Data section →
□ □ □

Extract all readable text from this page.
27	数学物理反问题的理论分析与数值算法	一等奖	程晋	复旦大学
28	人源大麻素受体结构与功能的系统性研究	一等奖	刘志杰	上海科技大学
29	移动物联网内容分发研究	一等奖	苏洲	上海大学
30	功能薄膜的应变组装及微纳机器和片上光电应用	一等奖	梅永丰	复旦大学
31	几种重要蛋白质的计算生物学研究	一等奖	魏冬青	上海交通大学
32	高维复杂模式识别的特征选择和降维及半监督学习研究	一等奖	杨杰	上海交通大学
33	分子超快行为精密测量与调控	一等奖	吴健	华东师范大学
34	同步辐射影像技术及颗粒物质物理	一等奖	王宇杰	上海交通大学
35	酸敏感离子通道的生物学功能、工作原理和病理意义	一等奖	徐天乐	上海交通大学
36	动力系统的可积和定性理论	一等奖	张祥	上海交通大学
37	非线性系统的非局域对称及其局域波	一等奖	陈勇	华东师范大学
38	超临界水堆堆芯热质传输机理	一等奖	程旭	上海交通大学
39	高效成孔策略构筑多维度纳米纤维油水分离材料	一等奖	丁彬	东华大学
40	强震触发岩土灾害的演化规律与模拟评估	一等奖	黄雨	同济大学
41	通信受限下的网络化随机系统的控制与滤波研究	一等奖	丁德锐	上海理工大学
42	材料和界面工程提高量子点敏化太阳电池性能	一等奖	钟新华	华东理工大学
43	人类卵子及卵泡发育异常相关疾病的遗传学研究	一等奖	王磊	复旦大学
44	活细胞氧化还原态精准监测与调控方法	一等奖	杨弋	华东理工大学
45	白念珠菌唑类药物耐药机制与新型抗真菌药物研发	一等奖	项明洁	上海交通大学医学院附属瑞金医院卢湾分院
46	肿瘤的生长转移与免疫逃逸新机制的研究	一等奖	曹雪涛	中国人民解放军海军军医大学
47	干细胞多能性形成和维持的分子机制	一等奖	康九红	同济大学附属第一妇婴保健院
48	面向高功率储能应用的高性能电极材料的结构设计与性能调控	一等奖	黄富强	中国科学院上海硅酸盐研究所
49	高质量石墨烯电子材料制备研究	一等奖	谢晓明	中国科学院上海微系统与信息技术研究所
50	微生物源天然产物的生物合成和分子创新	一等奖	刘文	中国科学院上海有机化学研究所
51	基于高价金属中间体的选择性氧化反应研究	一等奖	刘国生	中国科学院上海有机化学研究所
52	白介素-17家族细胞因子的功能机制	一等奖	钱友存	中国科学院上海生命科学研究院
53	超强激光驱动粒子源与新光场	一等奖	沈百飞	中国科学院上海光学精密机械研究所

□ □ □

Written instruction →
Copy all the entries verbatim.

Solution to the problem →
Extract all readable text from this page.
27	数学物理反问题的理论分析与数值算法	一等奖	程晋	复旦大学
28	人源大麻素受体结构与功能的系统性研究	一等奖	刘志杰	上海科技大学
29	移动物联网内容分发研究	一等奖	苏洲	上海大学
30	功能薄膜的应变组装及微纳机器和片上光电应用	一等奖	梅永丰	复旦大学
31	几种重要蛋白质的计算生物学研究	一等奖	魏冬青	上海交通大学
32	高维复杂模式识别的特征选择和降维及半监督学习研究	一等奖	杨杰	上海交通大学
33	分子超快行为精密测量与调控	一等奖	吴健	华东师范大学
34	同步辐射影像技术及颗粒物质物理	一等奖	王宇杰	上海交通大学
35	酸敏感离子通道的生物学功能、工作原理和病理意义	一等奖	徐天乐	上海交通大学
36	动力系统的可积和定性理论	一等奖	张祥	上海交通大学
37	非线性系统的非局域对称及其局域波	一等奖	陈勇	华东师范大学
38	超临界水堆堆芯热质传输机理	一等奖	程旭	上海交通大学
39	高效成孔策略构筑多维度纳米纤维油水分离材料	一等奖	丁彬	东华大学
40	强震触发岩土灾害的演化规律与模拟评估	一等奖	黄雨	同济大学
41	通信受限下的网络化随机系统的控制与滤波研究	一等奖	丁德锐	上海理工大学
42	材料和界面工程提高量子点敏化太阳电池性能	一等奖	钟新华	华东理工大学
43	人类卵子及卵泡发育异常相关疾病的遗传学研究	一等奖	王磊	复旦大学
44	活细胞氧化还原态精准监测与调控方法	一等奖	杨弋	华东理工大学
45	白念珠菌唑类药物耐药机制与新型抗真菌药物研发	一等奖	项明洁	上海交通大学医学院附属瑞金医院卢湾分院
46	肿瘤的生长转移与免疫逃逸新机制的研究	一等奖	曹雪涛	中国人民解放军海军军医大学
47	干细胞多能性形成和维持的分子机制	一等奖	康九红	同济大学附属第一妇婴保健院
48	面向高功率储能应用的高性能电极材料的结构设计与性能调控	一等奖	黄富强	中国科学院上海硅酸盐研究所
49	高质量石墨烯电子材料制备研究	一等奖	谢晓明	中国科学院上海微系统与信息技术研究所
50	微生物源天然产物的生物合成和分子创新	一等奖	刘文	中国科学院上海有机化学研究所
51	基于高价金属中间体的选择性氧化反应研究	一等奖	刘国生	中国科学院上海有机化学研究所
52	白介素-17家族细胞因子的功能机制	一等奖	钱友存	中国科学院上海生命科学研究院
53	超强激光驱动粒子源与新光场	一等奖	沈百飞	中国科学院上海光学精密机械研究所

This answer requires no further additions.